### RECORDS SUPPLIED
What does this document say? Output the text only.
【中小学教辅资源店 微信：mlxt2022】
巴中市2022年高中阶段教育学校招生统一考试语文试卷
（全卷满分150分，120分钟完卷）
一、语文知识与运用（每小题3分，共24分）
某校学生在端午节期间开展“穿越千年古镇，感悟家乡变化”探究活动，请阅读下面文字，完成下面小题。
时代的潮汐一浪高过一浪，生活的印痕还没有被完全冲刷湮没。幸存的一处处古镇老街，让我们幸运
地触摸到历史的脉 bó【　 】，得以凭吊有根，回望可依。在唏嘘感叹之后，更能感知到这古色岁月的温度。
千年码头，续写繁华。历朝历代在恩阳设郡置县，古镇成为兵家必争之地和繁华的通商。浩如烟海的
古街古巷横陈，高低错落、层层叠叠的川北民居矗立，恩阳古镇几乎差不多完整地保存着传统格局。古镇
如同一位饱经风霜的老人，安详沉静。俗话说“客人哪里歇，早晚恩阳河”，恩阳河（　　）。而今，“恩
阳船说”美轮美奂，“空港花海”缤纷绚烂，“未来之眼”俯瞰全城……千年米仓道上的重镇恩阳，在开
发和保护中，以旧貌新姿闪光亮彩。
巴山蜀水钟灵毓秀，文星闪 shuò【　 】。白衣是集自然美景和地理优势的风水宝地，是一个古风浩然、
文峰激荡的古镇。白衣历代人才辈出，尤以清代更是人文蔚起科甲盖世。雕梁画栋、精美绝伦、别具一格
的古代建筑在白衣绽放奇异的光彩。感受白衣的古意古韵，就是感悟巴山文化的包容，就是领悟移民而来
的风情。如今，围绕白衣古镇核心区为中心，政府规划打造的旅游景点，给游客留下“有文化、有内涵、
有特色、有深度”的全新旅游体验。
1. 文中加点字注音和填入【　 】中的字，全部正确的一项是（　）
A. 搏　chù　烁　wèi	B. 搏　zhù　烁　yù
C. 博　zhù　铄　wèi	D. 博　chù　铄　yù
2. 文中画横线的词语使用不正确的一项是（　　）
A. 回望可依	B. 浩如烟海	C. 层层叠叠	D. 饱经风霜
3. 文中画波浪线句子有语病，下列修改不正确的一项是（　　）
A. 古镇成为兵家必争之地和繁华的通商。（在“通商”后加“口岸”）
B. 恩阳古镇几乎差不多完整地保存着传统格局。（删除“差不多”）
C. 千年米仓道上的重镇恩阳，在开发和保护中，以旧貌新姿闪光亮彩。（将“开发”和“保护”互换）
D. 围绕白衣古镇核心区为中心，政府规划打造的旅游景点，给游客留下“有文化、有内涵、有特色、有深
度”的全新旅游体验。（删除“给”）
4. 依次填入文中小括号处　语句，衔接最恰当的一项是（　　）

### INSTRUCTIONS FOR THE TASK
Repeat each of the entries above precisely as given.

### FULL OUTPUT
What does this document say? Output the text only.
【中小学教辅资源店 微信：mlxt2022】
巴中市2022年高中阶段教育学校招生统一考试语文试卷
（全卷满分150分，120分钟完卷）
一、语文知识与运用（每小题3分，共24分）
某校学生在端午节期间开展“穿越千年古镇，感悟家乡变化”探究活动，请阅读下面文字，完成下面小题。
时代的潮汐一浪高过一浪，生活的印痕还没有被完全冲刷湮没。幸存的一处处古镇老街，让我们幸运
地触摸到历史的脉 bó【　 】，得以凭吊有根，回望可依。在唏嘘感叹之后，更能感知到这古色岁月的温度。
千年码头，续写繁华。历朝历代在恩阳设郡置县，古镇成为兵家必争之地和繁华的通商。浩如烟海的
古街古巷横陈，高低错落、层层叠叠的川北民居矗立，恩阳古镇几乎差不多完整地保存着传统格局。古镇
如同一位饱经风霜的老人，安详沉静。俗话说“客人哪里歇，早晚恩阳河”，恩阳河（　　）。而今，“恩
阳船说”美轮美奂，“空港花海”缤纷绚烂，“未来之眼”俯瞰全城……千年米仓道上的重镇恩阳，在开
发和保护中，以旧貌新姿闪光亮彩。
巴山蜀水钟灵毓秀，文星闪 shuò【　 】。白衣是集自然美景和地理优势的风水宝地，是一个古风浩然、
文峰激荡的古镇。白衣历代人才辈出，尤以清代更是人文蔚起科甲盖世。雕梁画栋、精美绝伦、别具一格
的古代建筑在白衣绽放奇异的光彩。感受白衣的古意古韵，就是感悟巴山文化的包容，就是领悟移民而来
的风情。如今，围绕白衣古镇核心区为中心，政府规划打造的旅游景点，给游客留下“有文化、有内涵、
有特色、有深度”的全新旅游体验。
1. 文中加点字注音和填入【　 】中的字，全部正确的一项是（　）
A. 搏　chù　烁　wèi	B. 搏　zhù　烁　yù
C. 博　zhù　铄　wèi	D. 博　chù　铄　yù
2. 文中画横线的词语使用不正确的一项是（　　）
A. 回望可依	B. 浩如烟海	C. 层层叠叠	D. 饱经风霜
3. 文中画波浪线句子有语病，下列修改不正确的一项是（　　）
A. 古镇成为兵家必争之地和繁华的通商。（在“通商”后加“口岸”）
B. 恩阳古镇几乎差不多完整地保存着传统格局。（删除“差不多”）
C. 千年米仓道上的重镇恩阳，在开发和保护中，以旧貌新姿闪光亮彩。（将“开发”和“保护”互换）
D. 围绕白衣古镇核心区为中心，政府规划打造的旅游景点，给游客留下“有文化、有内涵、有特色、有深
度”的全新旅游体验。（删除“给”）
4. 依次填入文中小括号处　语句，衔接最恰当的一项是（　　）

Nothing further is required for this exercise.